## What to work on
Pictures do not belong in the copy; transcribe everything else in the records exactly.

## Records for processing
(begin)

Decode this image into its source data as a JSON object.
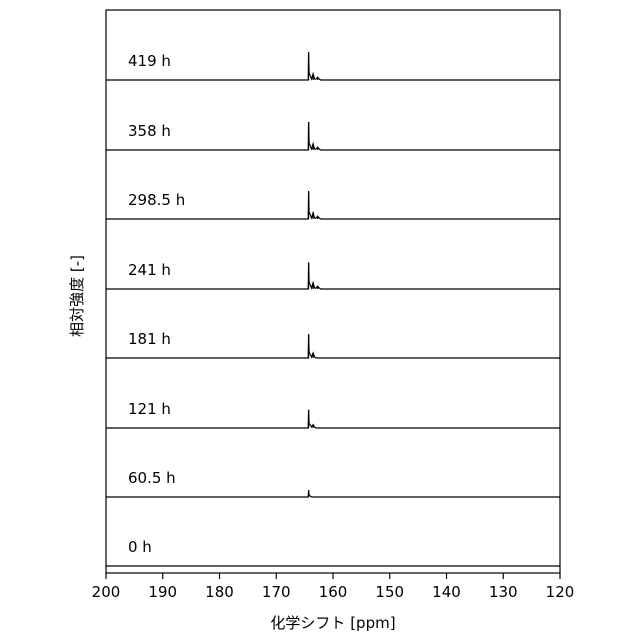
{
  "chart_data": {
    "type": "line",
    "subtype": "stacked-spectra",
    "xlabel": "化学シフト [ppm]",
    "ylabel": "相対強度 [-]",
    "xlim": [
      200,
      120
    ],
    "x_reversed": true,
    "x_ticks": [
      200,
      190,
      180,
      170,
      160,
      150,
      140,
      130,
      120
    ],
    "y_ticks_shown": false,
    "grid": false,
    "series": [
      {
        "name": "419 h",
        "peaks": [
          {
            "ppm": 164.3,
            "height": 1.0
          },
          {
            "ppm": 163.5,
            "height": 0.22
          },
          {
            "ppm": 162.7,
            "height": 0.1
          }
        ]
      },
      {
        "name": "358 h",
        "peaks": [
          {
            "ppm": 164.3,
            "height": 1.0
          },
          {
            "ppm": 163.5,
            "height": 0.22
          },
          {
            "ppm": 162.7,
            "height": 0.1
          }
        ]
      },
      {
        "name": "298.5 h",
        "peaks": [
          {
            "ppm": 164.3,
            "height": 1.0
          },
          {
            "ppm": 163.5,
            "height": 0.22
          },
          {
            "ppm": 162.7,
            "height": 0.1
          }
        ]
      },
      {
        "name": "241 h",
        "peaks": [
          {
            "ppm": 164.3,
            "height": 0.95
          },
          {
            "ppm": 163.5,
            "height": 0.22
          },
          {
            "ppm": 162.7,
            "height": 0.1
          }
        ]
      },
      {
        "name": "181 h",
        "peaks": [
          {
            "ppm": 164.3,
            "height": 0.85
          },
          {
            "ppm": 163.5,
            "height": 0.18
          }
        ]
      },
      {
        "name": "121 h",
        "peaks": [
          {
            "ppm": 164.3,
            "height": 0.65
          },
          {
            "ppm": 163.5,
            "height": 0.12
          }
        ]
      },
      {
        "name": "60.5 h",
        "peaks": [
          {
            "ppm": 164.3,
            "height": 0.25
          }
        ]
      },
      {
        "name": "0 h",
        "peaks": []
      }
    ]
  }
}
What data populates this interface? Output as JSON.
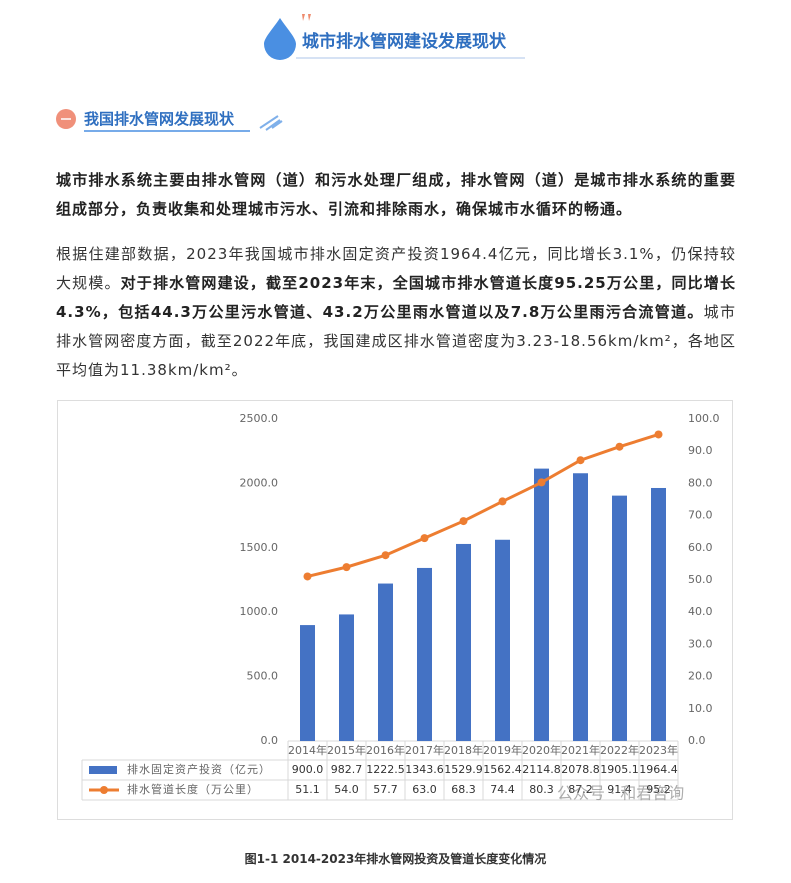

(end)

## The reply
Decode this image into its source data as a JSON object.
{
  "chart_data": {
    "type": "line",
    "subtype": "stacked-spectra",
    "xlabel": "化学シフト [ppm]",
    "ylabel": "相対強度 [-]",
    "xlim": [
      200,
      120
    ],
    "x_reversed": true,
    "x_ticks": [
      200,
      190,
      180,
      170,
      160,
      150,
      140,
      130,
      120
    ],
    "y_ticks_shown": false,
    "grid": false,
    "series": [
      {
        "name": "419 h",
        "peaks": [
          {
            "ppm": 164.3,
            "height": 1.0
          },
          {
            "ppm": 163.5,
            "height": 0.22
          },
          {
            "ppm": 162.7,
            "height": 0.1
          }
        ]
      },
      {
        "name": "358 h",
        "peaks": [
          {
            "ppm": 164.3,
            "height": 1.0
          },
          {
            "ppm": 163.5,
            "height": 0.22
          },
          {
            "ppm": 162.7,
            "height": 0.1
          }
        ]
      },
      {
        "name": "298.5 h",
        "peaks": [
          {
            "ppm": 164.3,
            "height": 1.0
          },
          {
            "ppm": 163.5,
            "height": 0.22
          },
          {
            "ppm": 162.7,
            "height": 0.1
          }
        ]
      },
      {
        "name": "241 h",
        "peaks": [
          {
            "ppm": 164.3,
            "height": 0.95
          },
          {
            "ppm": 163.5,
            "height": 0.22
          },
          {
            "ppm": 162.7,
            "height": 0.1
          }
        ]
      },
      {
        "name": "181 h",
        "peaks": [
          {
            "ppm": 164.3,
            "height": 0.85
          },
          {
            "ppm": 163.5,
            "height": 0.18
          }
        ]
      },
      {
        "name": "121 h",
        "peaks": [
          {
            "ppm": 164.3,
            "height": 0.65
          },
          {
            "ppm": 163.5,
            "height": 0.12
          }
        ]
      },
      {
        "name": "60.5 h",
        "peaks": [
          {
            "ppm": 164.3,
            "height": 0.25
          }
        ]
      },
      {
        "name": "0 h",
        "peaks": []
      }
    ]
  }
}
What data populates this interface? Output as JSON.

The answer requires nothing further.